__AUFGABENSTELLUNG__
Alle folgenden Zeilen neu schreiben und dabei "volume-bar" durchgehend durch "volume-column" ersetzen; alles andere bleibt unverändert. Die Bilder in der Ausgabe weglassen.

__GESPEICHERTE ZEILEN__
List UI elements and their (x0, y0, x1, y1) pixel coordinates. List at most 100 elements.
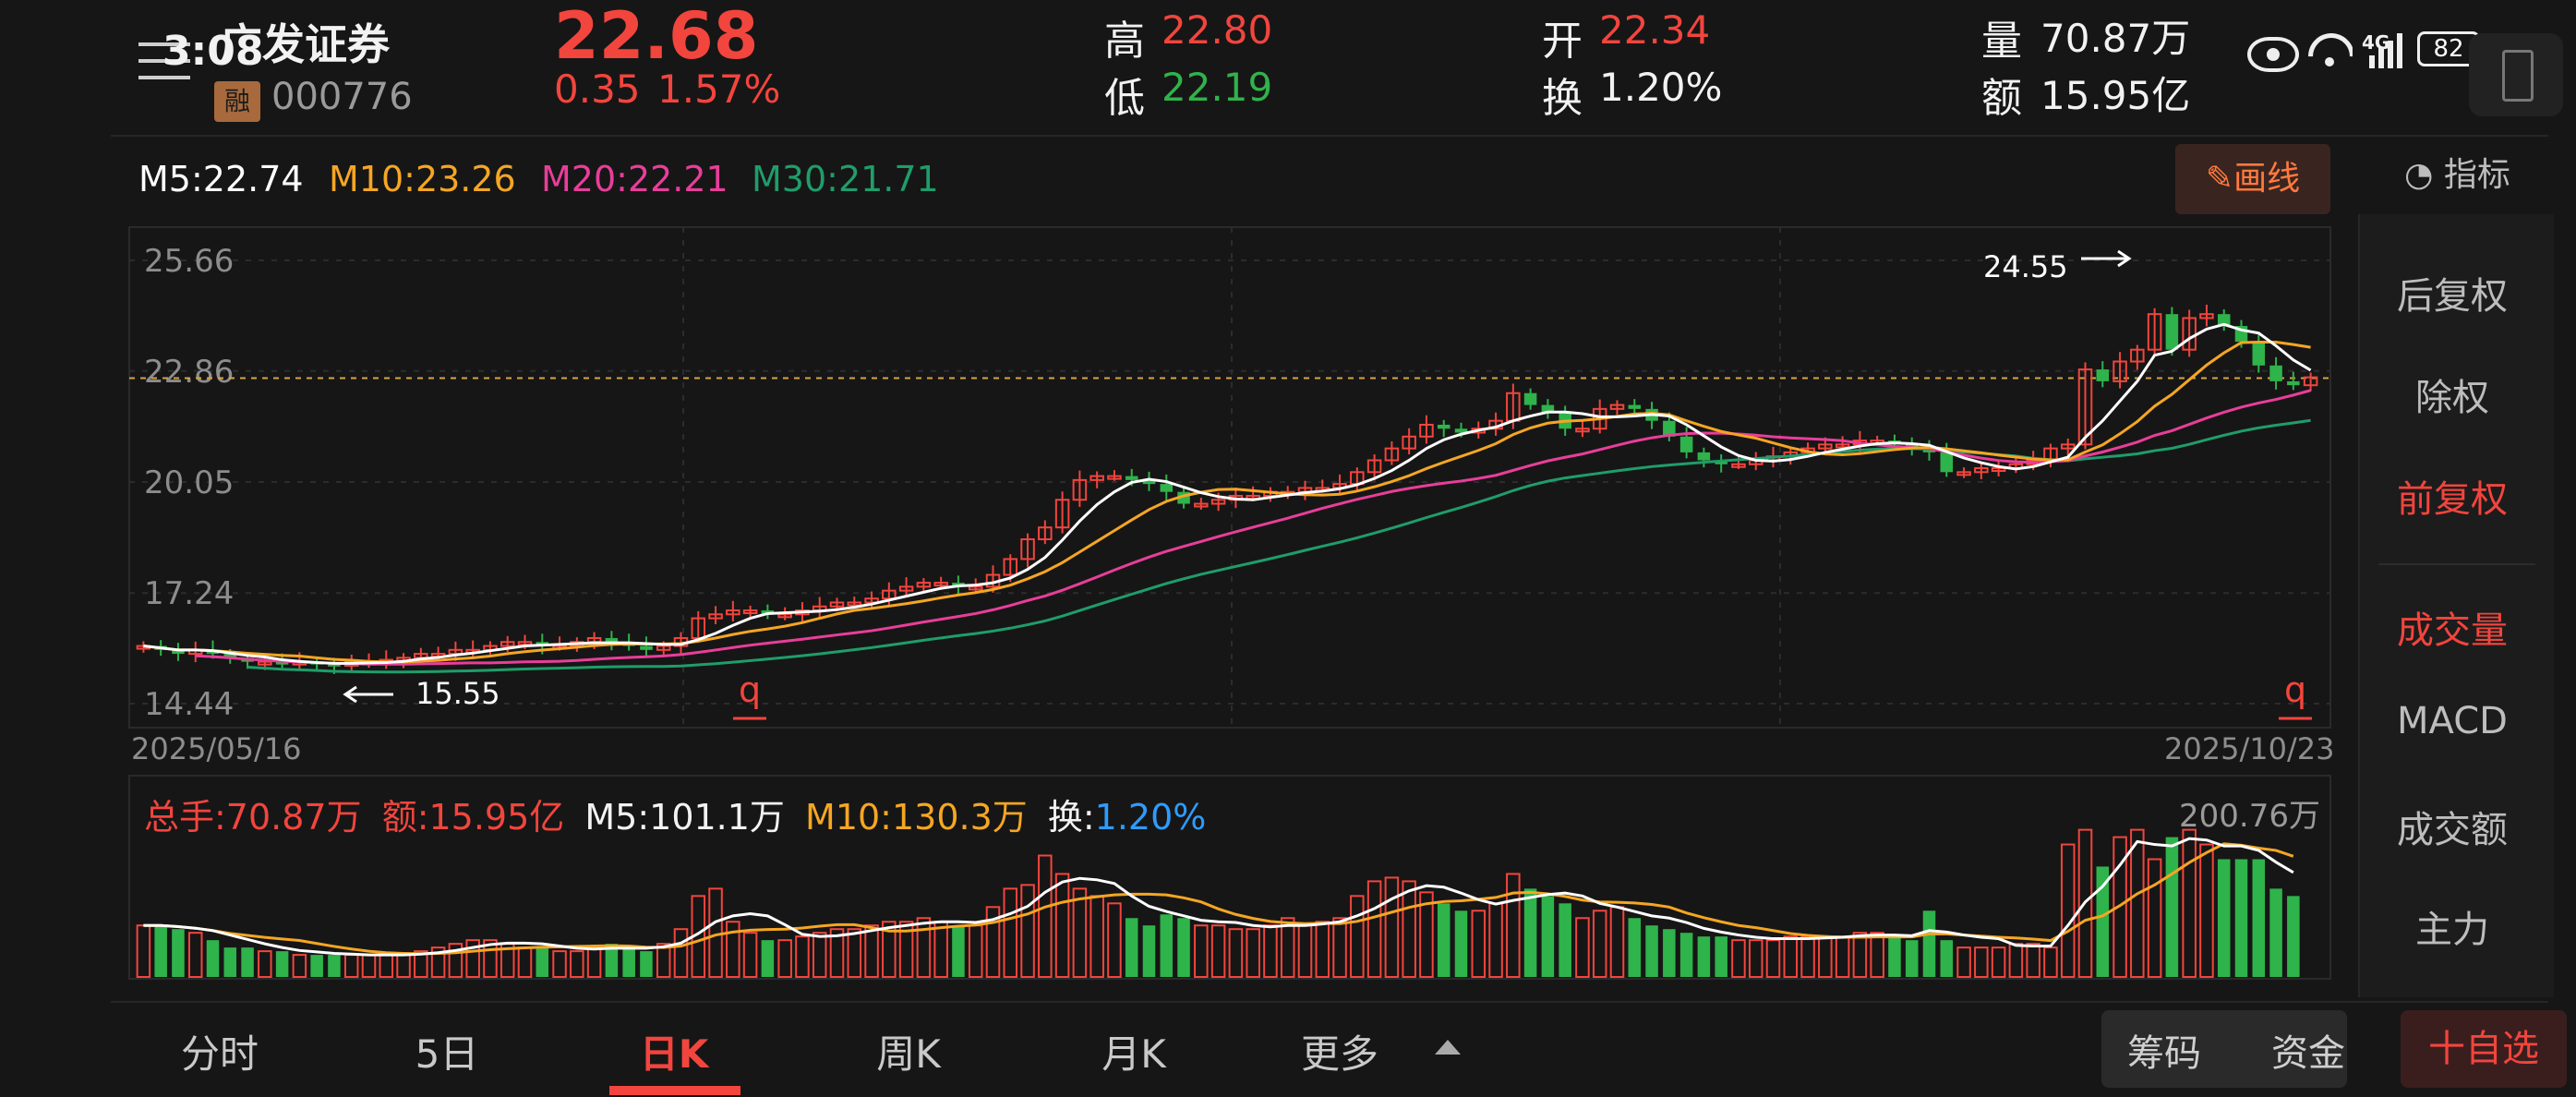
volume-bar (2269, 888, 2282, 977)
chevron-up-icon[interactable] (1435, 1040, 1461, 1055)
volume-bar (1645, 925, 1658, 977)
max-arrow-head (2117, 249, 2132, 268)
ma5-legend: M5:22.74 (138, 159, 304, 199)
y-tick-label: 22.86 (144, 354, 234, 391)
candle-body (691, 617, 706, 639)
volume-turnover: 1.20% (1094, 797, 1207, 838)
volume-bar (777, 939, 792, 979)
landscape-toggle-icon[interactable] (2469, 33, 2563, 116)
volume-bar (379, 954, 394, 978)
candle-body (829, 601, 845, 608)
side-item-back-adjust[interactable]: 后复权 (2397, 275, 2508, 318)
candle-body (640, 645, 653, 650)
tab-daily-k[interactable]: 日K (639, 1031, 709, 1077)
tab-more[interactable]: 更多 (1300, 1031, 1378, 1077)
tab-weekly-k[interactable]: 周K (876, 1031, 941, 1077)
candle-body (1038, 526, 1053, 541)
margin-badge: 融 (214, 81, 260, 122)
volume-bar (2060, 843, 2076, 978)
volume-bar (847, 928, 862, 978)
indicator-label: 指标 (2443, 156, 2510, 194)
volume-bar (343, 954, 359, 978)
tab-5day[interactable]: 5日 (415, 1031, 479, 1077)
candle-body (1523, 392, 1537, 405)
volume-ma10: M10:130.3万 (805, 797, 1028, 838)
side-item-macd[interactable]: MACD (2397, 700, 2508, 742)
side-item-forward-adjust[interactable]: 前复权 (2397, 478, 2508, 521)
low-value: 22.19 (1162, 65, 1273, 110)
volume-bar (1038, 854, 1053, 978)
volume-bar (1350, 895, 1365, 978)
turnover-label: 换 (1542, 75, 1583, 122)
candle-body (847, 601, 862, 607)
volume-bar (328, 955, 341, 977)
price-chart-frame (128, 226, 2331, 729)
volume-bar (898, 921, 914, 978)
volume-bar (465, 939, 480, 979)
tab-monthly-k[interactable]: 月K (1101, 1031, 1166, 1077)
volume-bar (1125, 918, 1138, 977)
volume-bar (310, 955, 323, 977)
volume-bar (361, 954, 377, 978)
indicator-button[interactable]: ◔ 指标 (2404, 148, 2510, 196)
side-item-volume[interactable]: 成交量 (2397, 609, 2508, 652)
volume-bar (1280, 917, 1295, 979)
volume-bar (1384, 876, 1400, 979)
ma20-legend: M20:22.21 (541, 159, 728, 199)
funds-button[interactable]: 资金 (2271, 1032, 2345, 1075)
chips-button[interactable]: 筹码 (2127, 1032, 2201, 1075)
side-item-main-force[interactable]: 主力 (2415, 909, 2489, 951)
volume-bar (187, 932, 203, 978)
volume-bar (275, 951, 289, 977)
candle-body (898, 585, 914, 592)
volume-bar (882, 921, 897, 978)
volume-bar (812, 932, 827, 978)
volume-bar (1852, 932, 1868, 978)
volume-bar (1523, 888, 1537, 977)
volume-bar (1905, 940, 1919, 977)
candle-body (1142, 479, 1156, 485)
volume-bar (1663, 929, 1676, 977)
side-item-amount[interactable]: 成交额 (2397, 809, 2508, 851)
volume-bar (1870, 932, 1884, 978)
volume-bar (1263, 924, 1278, 978)
draw-line-button[interactable]: ✎画线 (2175, 144, 2330, 214)
max-price-label: 24.55 (1983, 249, 2068, 284)
add-watchlist-button[interactable]: 十自选 (2401, 1010, 2567, 1088)
candle-body (1089, 475, 1104, 481)
wifi-icon (2308, 28, 2353, 72)
candle-body (1437, 424, 1451, 429)
candle-body (500, 641, 515, 647)
candle-body (1541, 404, 1555, 414)
side-item-ex-rights[interactable]: 除权 (2415, 377, 2489, 419)
candle-body (2077, 368, 2093, 446)
tab-intraday[interactable]: 分时 (180, 1031, 259, 1077)
candle-body (275, 661, 289, 665)
volume-bar (864, 924, 879, 978)
candle-body (1454, 428, 1468, 433)
volume-bar (1107, 902, 1122, 979)
menu-icon[interactable] (138, 39, 190, 79)
status-time: 3:08 (163, 28, 264, 75)
candle-body (1679, 436, 1693, 452)
volume-bar (396, 954, 411, 978)
candle-body (1003, 558, 1018, 576)
volume-bar (1541, 896, 1555, 977)
volume-bar (1020, 884, 1035, 978)
y-tick-label: 25.66 (144, 243, 234, 280)
volume-bar (1210, 924, 1226, 978)
candle-body (1194, 502, 1209, 508)
candle-body (1107, 475, 1122, 480)
candle-body (1160, 484, 1174, 492)
volume-bar (1366, 880, 1382, 978)
volume-bar (726, 921, 740, 978)
candle-body (2269, 365, 2282, 381)
volume-bar (1991, 946, 2006, 978)
candle-body (172, 649, 185, 655)
volume-bar (933, 921, 948, 978)
volume-bar (1315, 921, 1330, 978)
volume-bar (1419, 891, 1434, 978)
volume-bar (1142, 925, 1156, 977)
candle-body (1731, 463, 1746, 468)
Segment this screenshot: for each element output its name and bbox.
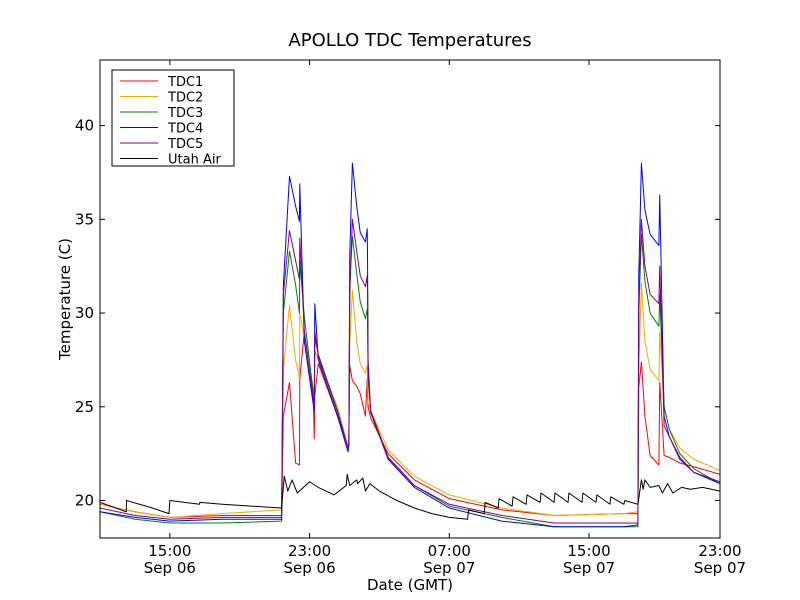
y-tick-label: 30 <box>75 304 94 322</box>
x-tick-label-date: Sep 07 <box>423 559 475 577</box>
x-tick-label-time: 15:00 <box>148 542 191 560</box>
series-line-tdc5 <box>100 218 720 524</box>
x-tick-label-time: 07:00 <box>428 542 471 560</box>
series-line-utah-air <box>100 473 720 520</box>
legend-label: TDC4 <box>167 122 203 137</box>
x-axis-title: Date (GMT) <box>367 576 453 594</box>
y-tick-label: 35 <box>75 210 94 228</box>
chart-title: APOLLO TDC Temperatures <box>288 30 531 51</box>
series-line-tdc4 <box>100 162 720 528</box>
y-axis-title: Temperature (C) <box>56 238 74 361</box>
series-lines <box>100 162 720 528</box>
y-tick-label: 20 <box>75 492 94 510</box>
x-tick-label-date: Sep 06 <box>144 559 196 577</box>
series-line-tdc3 <box>100 233 720 528</box>
x-tick-label-date: Sep 06 <box>284 559 336 577</box>
x-tick-label-time: 23:00 <box>698 542 741 560</box>
legend-box <box>111 69 235 167</box>
legend-label: Utah Air <box>168 153 221 168</box>
series-line-tdc2 <box>100 282 720 518</box>
legend-label: TDC1 <box>167 75 203 90</box>
x-tick-label-date: Sep 07 <box>563 559 615 577</box>
legend-label: TDC5 <box>167 137 203 152</box>
series-line-tdc1 <box>100 331 720 518</box>
plot-frame <box>99 59 721 539</box>
y-tick-label: 40 <box>75 117 94 135</box>
x-tick-label-time: 15:00 <box>567 542 610 560</box>
legend-label: TDC3 <box>167 106 203 121</box>
x-tick-label-time: 23:00 <box>288 542 331 560</box>
legend-label: TDC2 <box>167 91 203 106</box>
y-axis: 20 25 30 35 40 <box>75 117 720 510</box>
x-tick-label-date: Sep 07 <box>694 559 746 577</box>
y-tick-label: 25 <box>75 398 94 416</box>
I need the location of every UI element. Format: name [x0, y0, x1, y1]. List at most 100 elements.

__ERGEBNIS__
List UI elements and their (x0, y0, x1, y1) pixel coordinates. List at most 100 elements.
volume-column (2269, 888, 2282, 977)
chevron-up-icon[interactable] (1435, 1040, 1461, 1055)
volume-column (1645, 925, 1658, 977)
max-arrow-head (2117, 249, 2132, 268)
ma5-legend: M5:22.74 (138, 159, 304, 199)
y-tick-label: 22.86 (144, 354, 234, 391)
candle-body (691, 617, 706, 639)
volume-turnover: 1.20% (1094, 797, 1207, 838)
volume-column (777, 939, 792, 979)
landscape-toggle-icon[interactable] (2469, 33, 2563, 116)
volume-column (379, 954, 394, 978)
candle-body (829, 601, 845, 608)
side-item-back-adjust[interactable]: 后复权 (2397, 275, 2508, 318)
candle-body (640, 645, 653, 650)
tab-daily-k[interactable]: 日K (639, 1031, 709, 1077)
tab-more[interactable]: 更多 (1300, 1031, 1378, 1077)
tab-weekly-k[interactable]: 周K (876, 1031, 941, 1077)
candle-body (1038, 526, 1053, 541)
margin-badge: 融 (214, 81, 260, 122)
volume-column (2060, 843, 2076, 978)
volume-column (847, 928, 862, 978)
indicator-label: 指标 (2443, 156, 2510, 194)
volume-column (343, 954, 359, 978)
tab-5day[interactable]: 5日 (415, 1031, 479, 1077)
candle-body (1523, 392, 1537, 405)
volume-ma10: M10:130.3万 (805, 797, 1028, 838)
side-item-macd[interactable]: MACD (2397, 700, 2508, 742)
side-item-forward-adjust[interactable]: 前复权 (2397, 478, 2508, 521)
low-value: 22.19 (1162, 65, 1273, 110)
volume-column (1038, 854, 1053, 978)
volume-column (1350, 895, 1365, 978)
turnover-label: 换 (1542, 75, 1583, 122)
candle-body (847, 601, 862, 607)
volume-column (328, 955, 341, 977)
price-chart-frame (128, 226, 2331, 729)
volume-column (898, 921, 914, 978)
volume-column (465, 939, 480, 979)
tab-monthly-k[interactable]: 月K (1101, 1031, 1166, 1077)
volume-column (1125, 918, 1138, 977)
volume-column (310, 955, 323, 977)
volume-column (361, 954, 377, 978)
indicator-button[interactable]: ◔ 指标 (2404, 148, 2510, 196)
side-item-volume[interactable]: 成交量 (2397, 609, 2508, 652)
volume-column (1280, 917, 1295, 979)
volume-column (1384, 876, 1400, 979)
ma20-legend: M20:22.21 (541, 159, 728, 199)
funds-button[interactable]: 资金 (2271, 1032, 2345, 1075)
chips-button[interactable]: 筹码 (2127, 1032, 2201, 1075)
side-item-main-force[interactable]: 主力 (2415, 909, 2489, 951)
volume-column (187, 932, 203, 978)
volume-column (275, 951, 289, 977)
candle-body (898, 585, 914, 592)
volume-column (882, 921, 897, 978)
volume-column (812, 932, 827, 978)
volume-column (1852, 932, 1868, 978)
volume-column (1523, 888, 1537, 977)
volume-column (1905, 940, 1919, 977)
candle-body (1142, 479, 1156, 485)
volume-column (1663, 929, 1676, 977)
side-item-amount[interactable]: 成交额 (2397, 809, 2508, 851)
volume-column (1870, 932, 1884, 978)
volume-column (1263, 924, 1278, 978)
draw-line-button[interactable]: ✎画线 (2175, 144, 2330, 214)
max-price-label: 24.55 (1983, 249, 2068, 284)
add-watchlist-button[interactable]: 十自选 (2401, 1010, 2567, 1088)
candle-body (1089, 475, 1104, 481)
wifi-icon (2308, 28, 2353, 72)
candle-body (1437, 424, 1451, 429)
candle-body (500, 641, 515, 647)
candle-body (1541, 404, 1555, 414)
side-item-ex-rights[interactable]: 除权 (2415, 377, 2489, 419)
candle-body (2077, 368, 2093, 446)
tab-intraday[interactable]: 分时 (180, 1031, 259, 1077)
candle-body (275, 661, 289, 665)
volume-column (864, 924, 879, 978)
candle-body (1454, 428, 1468, 433)
volume-column (1107, 902, 1122, 979)
menu-icon[interactable] (138, 39, 190, 79)
status-time: 3:08 (163, 28, 264, 75)
candle-body (1679, 436, 1693, 452)
volume-column (396, 954, 411, 978)
candle-body (1003, 558, 1018, 576)
volume-column (1541, 896, 1555, 977)
volume-column (1020, 884, 1035, 978)
y-tick-label: 25.66 (144, 243, 234, 280)
volume-column (1210, 924, 1226, 978)
candle-body (1194, 502, 1209, 508)
candle-body (1107, 475, 1122, 480)
candle-body (1160, 484, 1174, 492)
volume-column (1366, 880, 1382, 978)
volume-column (726, 921, 740, 978)
candle-body (2269, 365, 2282, 381)
volume-column (1991, 946, 2006, 978)
candle-body (172, 649, 185, 655)
volume-column (933, 921, 948, 978)
volume-column (1315, 921, 1330, 978)
volume-column (1419, 891, 1434, 978)
volume-column (1142, 925, 1156, 977)
candle-body (1731, 463, 1746, 468)
Segment this screenshot: for each element output its name and bbox.
y-tick-label: 30 <box>75 304 94 322</box>
x-tick-label-date: Sep 07 <box>423 559 475 577</box>
x-tick-label-time: 15:00 <box>148 542 191 560</box>
series-line-tdc5 <box>100 218 720 524</box>
x-tick-label-time: 07:00 <box>428 542 471 560</box>
series-line-utah-air <box>100 473 720 520</box>
legend-label: TDC4 <box>167 122 203 137</box>
x-axis-title: Date (GMT) <box>367 576 453 594</box>
y-tick-label: 35 <box>75 210 94 228</box>
chart-title: APOLLO TDC Temperatures <box>288 30 531 51</box>
series-line-tdc4 <box>100 162 720 528</box>
y-axis-title: Temperature (C) <box>56 238 74 361</box>
series-lines <box>100 162 720 528</box>
y-tick-label: 20 <box>75 492 94 510</box>
x-tick-label-date: Sep 06 <box>144 559 196 577</box>
series-line-tdc3 <box>100 233 720 528</box>
x-tick-label-date: Sep 06 <box>284 559 336 577</box>
x-tick-label-time: 23:00 <box>698 542 741 560</box>
legend-box <box>111 69 235 167</box>
legend-label: Utah Air <box>168 153 221 168</box>
series-line-tdc2 <box>100 282 720 518</box>
legend-label: TDC1 <box>167 75 203 90</box>
x-tick-label-date: Sep 07 <box>563 559 615 577</box>
legend-label: TDC5 <box>167 137 203 152</box>
series-line-tdc1 <box>100 331 720 518</box>
plot-frame <box>99 59 721 539</box>
y-tick-label: 40 <box>75 117 94 135</box>
x-tick-label-time: 15:00 <box>567 542 610 560</box>
legend-label: TDC3 <box>167 106 203 121</box>
x-tick-label-time: 23:00 <box>288 542 331 560</box>
legend-label: TDC2 <box>167 91 203 106</box>
y-axis: 20 25 30 35 40 <box>75 117 720 510</box>
x-tick-label-date: Sep 07 <box>694 559 746 577</box>
y-tick-label: 25 <box>75 398 94 416</box>
I need the location of every UI element. Format: name [x0, y0, x1, y1]. List at most 100 elements.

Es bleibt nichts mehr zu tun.